Which lines of the records contain "about"? Collect every one of them.

------ Material provided ------

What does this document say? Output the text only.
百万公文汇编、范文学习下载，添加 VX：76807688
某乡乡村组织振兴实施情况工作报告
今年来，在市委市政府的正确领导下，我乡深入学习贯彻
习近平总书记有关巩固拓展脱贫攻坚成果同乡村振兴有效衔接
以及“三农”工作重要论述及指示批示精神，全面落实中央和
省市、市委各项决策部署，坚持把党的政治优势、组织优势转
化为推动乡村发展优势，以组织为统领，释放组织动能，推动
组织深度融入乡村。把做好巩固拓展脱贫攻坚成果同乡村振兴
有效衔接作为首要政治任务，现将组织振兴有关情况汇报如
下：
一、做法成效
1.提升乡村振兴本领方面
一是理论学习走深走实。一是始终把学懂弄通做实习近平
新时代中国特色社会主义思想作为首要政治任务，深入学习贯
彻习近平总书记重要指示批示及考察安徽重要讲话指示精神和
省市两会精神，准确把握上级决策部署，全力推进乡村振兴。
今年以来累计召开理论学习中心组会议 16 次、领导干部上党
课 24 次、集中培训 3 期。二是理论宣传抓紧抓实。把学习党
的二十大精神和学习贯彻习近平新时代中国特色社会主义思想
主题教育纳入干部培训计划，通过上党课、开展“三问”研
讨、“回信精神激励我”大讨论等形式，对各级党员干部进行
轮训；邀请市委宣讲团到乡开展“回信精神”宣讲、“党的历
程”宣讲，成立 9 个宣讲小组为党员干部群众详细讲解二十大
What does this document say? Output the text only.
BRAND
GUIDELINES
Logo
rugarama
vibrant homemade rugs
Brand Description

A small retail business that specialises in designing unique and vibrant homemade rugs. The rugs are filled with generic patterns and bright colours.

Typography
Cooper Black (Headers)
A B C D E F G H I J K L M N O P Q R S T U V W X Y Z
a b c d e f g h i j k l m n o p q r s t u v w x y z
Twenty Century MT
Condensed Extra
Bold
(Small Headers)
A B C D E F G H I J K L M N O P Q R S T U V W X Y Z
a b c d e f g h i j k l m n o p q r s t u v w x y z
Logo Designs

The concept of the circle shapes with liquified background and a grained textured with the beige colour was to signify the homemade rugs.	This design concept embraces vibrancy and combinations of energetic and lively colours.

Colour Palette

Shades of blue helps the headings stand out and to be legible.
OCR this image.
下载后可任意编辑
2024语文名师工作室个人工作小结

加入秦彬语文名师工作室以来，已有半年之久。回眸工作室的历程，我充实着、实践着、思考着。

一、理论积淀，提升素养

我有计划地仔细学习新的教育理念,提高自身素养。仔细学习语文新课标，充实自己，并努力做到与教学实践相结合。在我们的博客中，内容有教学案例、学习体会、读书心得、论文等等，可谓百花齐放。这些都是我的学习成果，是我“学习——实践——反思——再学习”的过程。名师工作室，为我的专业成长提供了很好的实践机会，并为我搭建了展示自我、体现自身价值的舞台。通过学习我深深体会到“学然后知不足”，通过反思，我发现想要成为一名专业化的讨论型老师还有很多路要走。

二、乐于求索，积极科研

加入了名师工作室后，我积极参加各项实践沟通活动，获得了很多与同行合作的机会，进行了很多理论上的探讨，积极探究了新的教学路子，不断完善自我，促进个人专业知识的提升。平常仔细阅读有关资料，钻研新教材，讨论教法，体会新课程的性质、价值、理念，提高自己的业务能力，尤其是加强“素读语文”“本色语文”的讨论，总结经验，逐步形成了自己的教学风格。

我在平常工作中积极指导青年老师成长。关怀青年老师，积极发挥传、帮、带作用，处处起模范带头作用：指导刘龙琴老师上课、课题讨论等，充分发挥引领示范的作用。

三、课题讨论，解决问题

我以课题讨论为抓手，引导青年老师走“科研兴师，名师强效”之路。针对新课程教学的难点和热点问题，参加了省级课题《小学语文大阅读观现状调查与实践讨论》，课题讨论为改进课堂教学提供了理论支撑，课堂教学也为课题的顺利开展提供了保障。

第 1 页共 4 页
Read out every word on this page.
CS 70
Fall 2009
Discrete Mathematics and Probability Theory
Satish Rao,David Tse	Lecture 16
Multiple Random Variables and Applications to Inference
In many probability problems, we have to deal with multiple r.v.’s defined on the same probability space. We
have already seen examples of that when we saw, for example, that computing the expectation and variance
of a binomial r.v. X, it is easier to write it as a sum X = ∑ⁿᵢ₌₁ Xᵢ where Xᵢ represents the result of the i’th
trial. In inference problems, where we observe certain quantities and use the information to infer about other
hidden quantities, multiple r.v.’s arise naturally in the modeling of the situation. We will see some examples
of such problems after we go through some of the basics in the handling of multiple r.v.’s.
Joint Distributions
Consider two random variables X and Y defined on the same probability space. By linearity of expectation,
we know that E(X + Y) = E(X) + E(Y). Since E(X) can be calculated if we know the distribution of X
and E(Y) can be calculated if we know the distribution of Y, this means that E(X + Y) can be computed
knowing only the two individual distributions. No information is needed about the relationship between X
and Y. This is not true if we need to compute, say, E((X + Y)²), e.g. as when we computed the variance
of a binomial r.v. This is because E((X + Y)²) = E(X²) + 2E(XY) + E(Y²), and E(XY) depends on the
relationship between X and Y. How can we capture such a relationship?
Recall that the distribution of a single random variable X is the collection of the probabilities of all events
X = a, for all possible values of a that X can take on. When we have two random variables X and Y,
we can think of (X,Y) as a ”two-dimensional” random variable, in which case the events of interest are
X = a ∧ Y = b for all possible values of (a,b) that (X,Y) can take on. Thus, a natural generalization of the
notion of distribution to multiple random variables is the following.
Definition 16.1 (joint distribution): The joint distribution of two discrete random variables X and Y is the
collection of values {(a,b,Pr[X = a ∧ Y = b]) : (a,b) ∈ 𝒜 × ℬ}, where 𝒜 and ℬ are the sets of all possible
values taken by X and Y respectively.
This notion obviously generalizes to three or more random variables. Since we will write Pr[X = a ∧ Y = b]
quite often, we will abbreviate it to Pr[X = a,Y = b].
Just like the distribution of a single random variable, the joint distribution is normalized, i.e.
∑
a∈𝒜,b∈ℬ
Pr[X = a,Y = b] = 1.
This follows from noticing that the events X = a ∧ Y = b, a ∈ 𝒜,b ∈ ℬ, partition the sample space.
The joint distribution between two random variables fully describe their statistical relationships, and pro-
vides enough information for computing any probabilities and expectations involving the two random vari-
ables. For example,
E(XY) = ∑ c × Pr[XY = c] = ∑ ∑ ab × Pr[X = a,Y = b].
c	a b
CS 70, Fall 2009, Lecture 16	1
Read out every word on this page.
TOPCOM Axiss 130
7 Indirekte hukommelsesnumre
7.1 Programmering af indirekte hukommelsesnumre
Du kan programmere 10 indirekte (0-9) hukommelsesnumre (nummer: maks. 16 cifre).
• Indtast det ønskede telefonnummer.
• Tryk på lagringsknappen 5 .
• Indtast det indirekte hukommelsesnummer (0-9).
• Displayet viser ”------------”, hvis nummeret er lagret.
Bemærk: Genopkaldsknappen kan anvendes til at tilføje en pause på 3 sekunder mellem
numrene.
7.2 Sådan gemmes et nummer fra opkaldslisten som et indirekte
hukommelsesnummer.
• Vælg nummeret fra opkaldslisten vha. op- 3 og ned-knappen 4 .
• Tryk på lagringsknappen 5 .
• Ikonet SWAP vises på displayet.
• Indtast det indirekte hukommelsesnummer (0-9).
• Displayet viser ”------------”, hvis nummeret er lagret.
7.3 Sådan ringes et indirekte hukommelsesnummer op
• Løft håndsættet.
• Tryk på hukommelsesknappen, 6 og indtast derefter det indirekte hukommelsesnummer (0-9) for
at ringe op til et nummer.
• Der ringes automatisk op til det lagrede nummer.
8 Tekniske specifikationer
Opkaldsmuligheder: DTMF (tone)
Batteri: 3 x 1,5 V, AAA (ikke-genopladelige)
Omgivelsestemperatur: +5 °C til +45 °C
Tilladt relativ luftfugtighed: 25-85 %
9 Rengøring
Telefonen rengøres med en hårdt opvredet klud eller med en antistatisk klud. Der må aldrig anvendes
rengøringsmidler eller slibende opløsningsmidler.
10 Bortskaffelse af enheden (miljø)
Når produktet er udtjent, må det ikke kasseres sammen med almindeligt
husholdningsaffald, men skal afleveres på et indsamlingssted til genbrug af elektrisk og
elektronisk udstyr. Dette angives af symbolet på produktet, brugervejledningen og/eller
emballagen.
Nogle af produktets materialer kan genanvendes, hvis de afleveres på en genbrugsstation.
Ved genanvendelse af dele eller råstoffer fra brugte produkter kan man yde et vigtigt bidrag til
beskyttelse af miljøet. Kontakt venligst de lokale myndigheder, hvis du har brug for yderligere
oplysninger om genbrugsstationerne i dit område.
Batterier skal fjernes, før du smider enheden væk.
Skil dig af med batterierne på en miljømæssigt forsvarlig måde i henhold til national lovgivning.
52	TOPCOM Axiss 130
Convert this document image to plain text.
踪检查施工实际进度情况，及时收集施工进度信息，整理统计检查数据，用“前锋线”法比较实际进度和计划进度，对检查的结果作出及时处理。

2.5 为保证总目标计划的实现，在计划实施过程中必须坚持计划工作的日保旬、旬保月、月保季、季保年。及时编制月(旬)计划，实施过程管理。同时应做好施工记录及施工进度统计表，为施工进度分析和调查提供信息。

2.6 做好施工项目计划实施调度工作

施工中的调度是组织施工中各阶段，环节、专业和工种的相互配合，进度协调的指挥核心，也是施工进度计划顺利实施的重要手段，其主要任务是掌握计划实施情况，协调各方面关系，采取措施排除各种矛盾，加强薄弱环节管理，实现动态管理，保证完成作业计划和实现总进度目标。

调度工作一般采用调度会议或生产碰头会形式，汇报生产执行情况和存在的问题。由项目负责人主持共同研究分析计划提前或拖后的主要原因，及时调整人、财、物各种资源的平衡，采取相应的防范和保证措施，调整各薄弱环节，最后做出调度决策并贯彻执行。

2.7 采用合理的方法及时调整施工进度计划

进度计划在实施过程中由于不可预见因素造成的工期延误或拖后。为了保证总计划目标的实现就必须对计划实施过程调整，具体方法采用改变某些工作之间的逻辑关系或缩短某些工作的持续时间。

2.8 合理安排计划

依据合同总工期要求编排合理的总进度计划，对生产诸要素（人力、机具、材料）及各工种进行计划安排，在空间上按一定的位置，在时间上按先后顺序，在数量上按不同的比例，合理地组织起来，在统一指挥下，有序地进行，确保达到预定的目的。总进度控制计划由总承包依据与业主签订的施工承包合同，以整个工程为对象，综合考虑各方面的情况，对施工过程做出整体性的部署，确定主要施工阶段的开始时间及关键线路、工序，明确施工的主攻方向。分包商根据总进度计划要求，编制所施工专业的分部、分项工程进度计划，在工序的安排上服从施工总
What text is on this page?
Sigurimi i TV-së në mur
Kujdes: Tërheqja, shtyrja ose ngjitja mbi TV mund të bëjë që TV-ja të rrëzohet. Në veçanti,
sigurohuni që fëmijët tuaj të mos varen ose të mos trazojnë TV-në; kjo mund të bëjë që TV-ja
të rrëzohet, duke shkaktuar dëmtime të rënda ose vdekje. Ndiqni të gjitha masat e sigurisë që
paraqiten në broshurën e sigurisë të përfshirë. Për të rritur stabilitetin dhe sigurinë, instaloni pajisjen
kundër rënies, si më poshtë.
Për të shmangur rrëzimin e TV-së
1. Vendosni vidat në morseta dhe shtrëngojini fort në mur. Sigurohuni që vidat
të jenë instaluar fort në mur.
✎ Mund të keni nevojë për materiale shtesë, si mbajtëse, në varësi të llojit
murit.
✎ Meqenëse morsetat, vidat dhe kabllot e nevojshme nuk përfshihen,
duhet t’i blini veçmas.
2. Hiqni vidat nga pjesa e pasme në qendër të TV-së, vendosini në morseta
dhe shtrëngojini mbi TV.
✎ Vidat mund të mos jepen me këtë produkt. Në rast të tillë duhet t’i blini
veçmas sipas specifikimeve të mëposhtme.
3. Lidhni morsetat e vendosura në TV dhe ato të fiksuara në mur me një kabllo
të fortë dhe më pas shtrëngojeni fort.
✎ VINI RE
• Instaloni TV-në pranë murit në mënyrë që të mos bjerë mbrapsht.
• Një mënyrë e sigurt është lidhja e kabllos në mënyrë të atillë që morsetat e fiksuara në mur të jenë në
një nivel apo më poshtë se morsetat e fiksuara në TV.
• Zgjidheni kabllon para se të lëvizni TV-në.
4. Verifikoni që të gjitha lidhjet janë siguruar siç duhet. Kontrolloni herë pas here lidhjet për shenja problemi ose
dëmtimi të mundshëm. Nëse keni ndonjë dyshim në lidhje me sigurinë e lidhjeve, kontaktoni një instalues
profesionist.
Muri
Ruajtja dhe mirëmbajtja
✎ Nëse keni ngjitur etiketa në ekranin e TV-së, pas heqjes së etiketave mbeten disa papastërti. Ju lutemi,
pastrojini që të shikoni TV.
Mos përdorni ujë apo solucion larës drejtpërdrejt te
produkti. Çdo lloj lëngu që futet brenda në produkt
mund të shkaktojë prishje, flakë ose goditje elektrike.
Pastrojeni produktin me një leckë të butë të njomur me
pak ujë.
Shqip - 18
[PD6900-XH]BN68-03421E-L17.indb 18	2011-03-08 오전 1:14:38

------

# Output for this exercise
trial. In inference problems, where we observe certain quantities and use the information to infer about other
knowing only the two individual distributions. No information is needed about the relationship between X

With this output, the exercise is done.